With the pictures left out, copy the listing below exactly.

# start of ENTRIES SUPPLIED

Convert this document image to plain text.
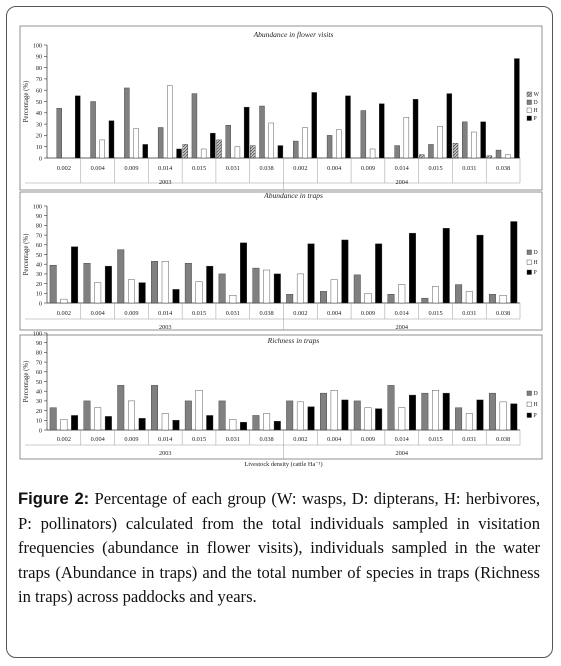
Abundance in flower visits
0
10
20
30
40
50
60
70
80
90
100
Percentage (%)
0.002	0.004	0.009	0.014	0.015	0.031	0.038	0.002	0.004	0.009	0.014	0.015	0.031	0.038
2003	2004
W
D
H
P
Abundance in traps
0
10
20
30
40
50
60
70
80
90
100
Percentage (%)
0.002	0.004	0.009	0.014	0.015	0.031	0.038	0.002	0.004	0.009	0.014	0.015	0.031	0.038
2003	2004
D
H
P
Richness in traps
0
10
20
30
40
50
60
70
80
90
100
Percentage (%)
0.002	0.004	0.009	0.014	0.015	0.031	0.038	0.002	0.004	0.009	0.014	0.015	0.031	0.038
2003	2004
Livestock density (cattle Ha⁻¹)
D
H
P
Figure 2: Percentage of each group (W: wasps, D: dipterans, H: herbivores, P: pollinators) calculated from the total individuals sampled in visitation frequencies (abundance in flower visits), individuals sampled in the water traps (Abundance in traps) and the total number of species in traps (Richness in traps) across paddocks and years.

# end of ENTRIES SUPPLIED

- _CORRECT RESULT_
Convert this document image to plain text.
Abundance in flower visits
0
10
20
30
40
50
60
70
80
90
100
Percentage (%)
0.002	0.004	0.009	0.014	0.015	0.031	0.038	0.002	0.004	0.009	0.014	0.015	0.031	0.038
2003	2004
W
D
H
P
Abundance in traps
0
10
20
30
40
50
60
70
80
90
100
Percentage (%)
0.002	0.004	0.009	0.014	0.015	0.031	0.038	0.002	0.004	0.009	0.014	0.015	0.031	0.038
2003	2004
D
H
P
Richness in traps
0
10
20
30
40
50
60
70
80
90
100
Percentage (%)
0.002	0.004	0.009	0.014	0.015	0.031	0.038	0.002	0.004	0.009	0.014	0.015	0.031	0.038
2003	2004
Livestock density (cattle Ha⁻¹)
D
H
P
Figure 2: Percentage of each group (W: wasps, D: dipterans, H: herbivores, P: pollinators) calculated from the total individuals sampled in visitation frequencies (abundance in flower visits), individuals sampled in the water traps (Abundance in traps) and the total number of species in traps (Richness in traps) across paddocks and years.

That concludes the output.